Figure collection entries
= = = = =
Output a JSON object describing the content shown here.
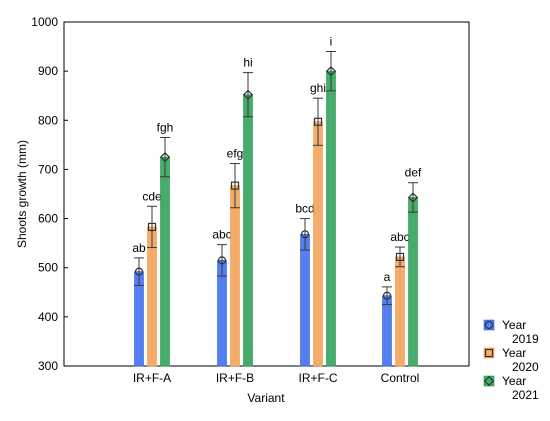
{
  "chart_data": {
    "type": "bar",
    "xlabel": "Variant",
    "ylabel": "Shoots growth (mm)",
    "ylim": [
      300,
      1000
    ],
    "yticks": [
      300,
      400,
      500,
      600,
      700,
      800,
      900,
      1000
    ],
    "grid": false,
    "legend_position": "right-bottom",
    "categories": [
      "IR+F-A",
      "IR+F-B",
      "IR+F-C",
      "Control"
    ],
    "series": [
      {
        "name": "Year 2019",
        "legend_lines": [
          "Year",
          "2019"
        ],
        "color": "#2f62ec",
        "marker": "circle",
        "values": [
          492,
          515,
          568,
          443
        ],
        "errors": [
          28,
          32,
          32,
          18
        ],
        "labels": [
          "ab",
          "abc",
          "bcd",
          "a"
        ]
      },
      {
        "name": "Year 2020",
        "legend_lines": [
          "Year",
          "2020"
        ],
        "color": "#f29a4a",
        "marker": "square",
        "values": [
          583,
          667,
          797,
          522
        ],
        "errors": [
          42,
          45,
          48,
          20
        ],
        "labels": [
          "cde",
          "efg",
          "ghi",
          "abc"
        ]
      },
      {
        "name": "Year 2021",
        "legend_lines": [
          "Year",
          "2021"
        ],
        "color": "#1f9a4a",
        "marker": "diamond",
        "values": [
          725,
          852,
          900,
          643
        ],
        "errors": [
          40,
          45,
          40,
          30
        ],
        "labels": [
          "fgh",
          "hi",
          "i",
          "def"
        ]
      }
    ]
  }
}
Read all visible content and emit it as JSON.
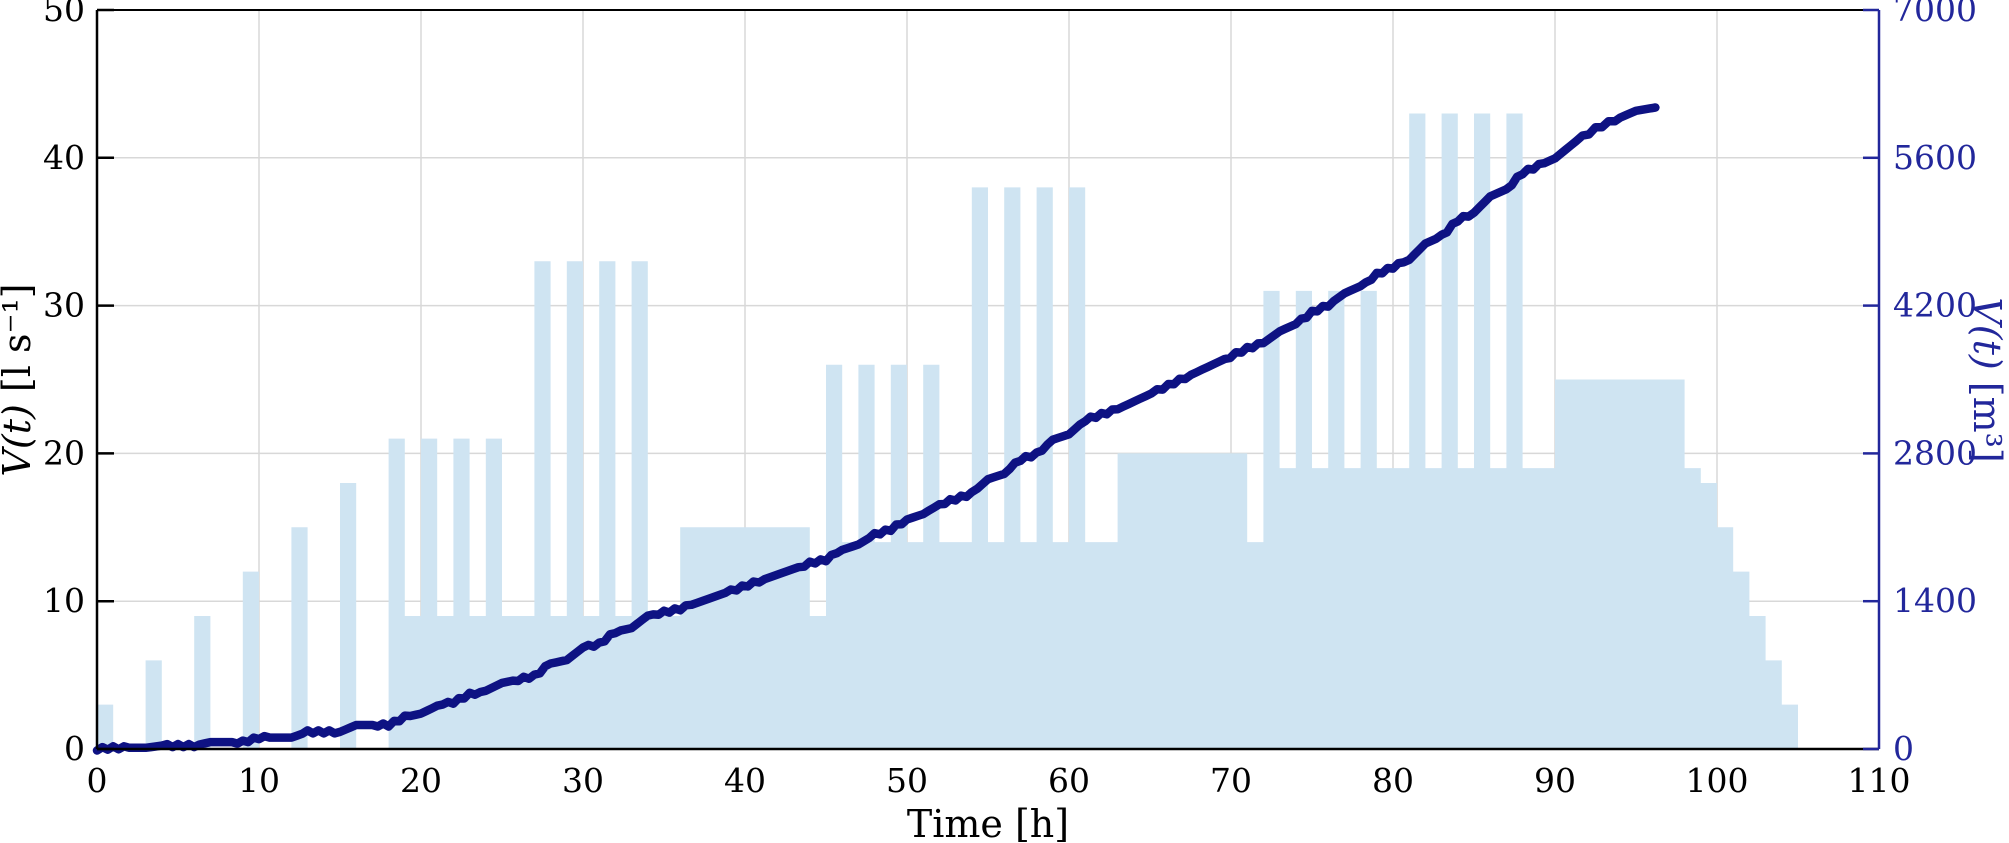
{
  "chart_data": {
    "type": "area",
    "title": "",
    "xlabel": "Time [h]",
    "ylabel_left_var": "V̇(t)",
    "ylabel_left_unit": " [l s⁻¹]",
    "ylabel_right_var": "V(t)",
    "ylabel_right_unit": " [m³]",
    "x_axis": {
      "min": 0,
      "max": 110,
      "tick_step": 10,
      "tick_labels": [
        "0",
        "10",
        "20",
        "30",
        "40",
        "50",
        "60",
        "70",
        "80",
        "90",
        "100",
        "110"
      ]
    },
    "y_left_axis": {
      "min": 0,
      "max": 50,
      "tick_step": 10,
      "tick_labels": [
        "0",
        "10",
        "20",
        "30",
        "40",
        "50"
      ]
    },
    "y_right_axis": {
      "min": 0,
      "max": 7000,
      "tick_step": 1400,
      "tick_labels": [
        "0",
        "1400",
        "2800",
        "4200",
        "5600",
        "7000"
      ]
    },
    "grid": true,
    "legend": "none",
    "series": [
      {
        "name": "flow-rate-step-area",
        "axis": "left",
        "style": "step-area",
        "segments_h_start_end_lps": [
          [
            0,
            1,
            3
          ],
          [
            3,
            4,
            6
          ],
          [
            6,
            7,
            9
          ],
          [
            9,
            10,
            12
          ],
          [
            12,
            13,
            15
          ],
          [
            15,
            16,
            18
          ],
          [
            18,
            19,
            21
          ],
          [
            19,
            20,
            9
          ],
          [
            20,
            21,
            21
          ],
          [
            21,
            22,
            9
          ],
          [
            22,
            23,
            21
          ],
          [
            23,
            24,
            9
          ],
          [
            24,
            25,
            21
          ],
          [
            25,
            27,
            9
          ],
          [
            27,
            28,
            33
          ],
          [
            28,
            29,
            9
          ],
          [
            29,
            30,
            33
          ],
          [
            30,
            31,
            9
          ],
          [
            31,
            32,
            33
          ],
          [
            32,
            33,
            9
          ],
          [
            33,
            34,
            33
          ],
          [
            34,
            36,
            9
          ],
          [
            36,
            44,
            15
          ],
          [
            44,
            45,
            9
          ],
          [
            45,
            46,
            26
          ],
          [
            46,
            47,
            14
          ],
          [
            47,
            48,
            26
          ],
          [
            48,
            49,
            14
          ],
          [
            49,
            50,
            26
          ],
          [
            50,
            51,
            14
          ],
          [
            51,
            52,
            26
          ],
          [
            52,
            54,
            14
          ],
          [
            54,
            55,
            38
          ],
          [
            55,
            56,
            14
          ],
          [
            56,
            57,
            38
          ],
          [
            57,
            58,
            14
          ],
          [
            58,
            59,
            38
          ],
          [
            59,
            60,
            14
          ],
          [
            60,
            61,
            38
          ],
          [
            61,
            63,
            14
          ],
          [
            63,
            71,
            20
          ],
          [
            71,
            72,
            14
          ],
          [
            72,
            73,
            31
          ],
          [
            73,
            74,
            19
          ],
          [
            74,
            75,
            31
          ],
          [
            75,
            76,
            19
          ],
          [
            76,
            77,
            31
          ],
          [
            77,
            78,
            19
          ],
          [
            78,
            79,
            31
          ],
          [
            79,
            81,
            19
          ],
          [
            81,
            82,
            43
          ],
          [
            82,
            83,
            19
          ],
          [
            83,
            84,
            43
          ],
          [
            84,
            85,
            19
          ],
          [
            85,
            86,
            43
          ],
          [
            86,
            87,
            19
          ],
          [
            87,
            88,
            43
          ],
          [
            88,
            90,
            19
          ],
          [
            90,
            98,
            25
          ],
          [
            98,
            99,
            19
          ],
          [
            99,
            100,
            18
          ],
          [
            100,
            101,
            15
          ],
          [
            101,
            102,
            12
          ],
          [
            102,
            103,
            9
          ],
          [
            103,
            104,
            6
          ],
          [
            104,
            105,
            3
          ]
        ]
      },
      {
        "name": "cumulative-volume-curve",
        "axis": "right",
        "style": "line",
        "points_h_m3": [
          [
            0,
            0
          ],
          [
            1,
            11
          ],
          [
            3,
            11
          ],
          [
            4,
            32
          ],
          [
            6,
            32
          ],
          [
            7,
            65
          ],
          [
            9,
            65
          ],
          [
            10,
            108
          ],
          [
            12,
            108
          ],
          [
            13,
            162
          ],
          [
            15,
            162
          ],
          [
            16,
            227
          ],
          [
            18,
            227
          ],
          [
            19,
            302
          ],
          [
            20,
            335
          ],
          [
            21,
            410
          ],
          [
            22,
            443
          ],
          [
            23,
            518
          ],
          [
            24,
            551
          ],
          [
            25,
            626
          ],
          [
            27,
            691
          ],
          [
            28,
            810
          ],
          [
            29,
            842
          ],
          [
            30,
            961
          ],
          [
            31,
            994
          ],
          [
            32,
            1112
          ],
          [
            33,
            1145
          ],
          [
            34,
            1264
          ],
          [
            36,
            1328
          ],
          [
            44,
            1760
          ],
          [
            45,
            1793
          ],
          [
            46,
            1886
          ],
          [
            47,
            1937
          ],
          [
            48,
            2030
          ],
          [
            49,
            2081
          ],
          [
            50,
            2174
          ],
          [
            51,
            2225
          ],
          [
            52,
            2318
          ],
          [
            54,
            2419
          ],
          [
            55,
            2556
          ],
          [
            56,
            2606
          ],
          [
            57,
            2743
          ],
          [
            58,
            2794
          ],
          [
            59,
            2930
          ],
          [
            60,
            2981
          ],
          [
            61,
            3118
          ],
          [
            63,
            3218
          ],
          [
            71,
            3794
          ],
          [
            72,
            3845
          ],
          [
            73,
            3956
          ],
          [
            74,
            4025
          ],
          [
            75,
            4136
          ],
          [
            76,
            4205
          ],
          [
            77,
            4316
          ],
          [
            78,
            4385
          ],
          [
            79,
            4496
          ],
          [
            81,
            4633
          ],
          [
            82,
            4788
          ],
          [
            83,
            4856
          ],
          [
            84,
            5011
          ],
          [
            85,
            5080
          ],
          [
            86,
            5234
          ],
          [
            87,
            5303
          ],
          [
            88,
            5458
          ],
          [
            90,
            5594
          ],
          [
            91.3,
            5757
          ],
          [
            92.5,
            5875
          ],
          [
            93.7,
            5960
          ],
          [
            95,
            6045
          ],
          [
            96.2,
            6076
          ]
        ]
      }
    ]
  },
  "colors": {
    "bar_fill": "#CFE4F2",
    "curve": "#0E1283",
    "right_axis": "#22279B",
    "grid": "#D8D8D8",
    "axis_black": "#000000",
    "background": "#FFFFFF"
  }
}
= = = = =
## SHORT PROBLEM
State how many lines in the entries above include the word "content"; reply with the number alone.

## EXERCISE RESULT
2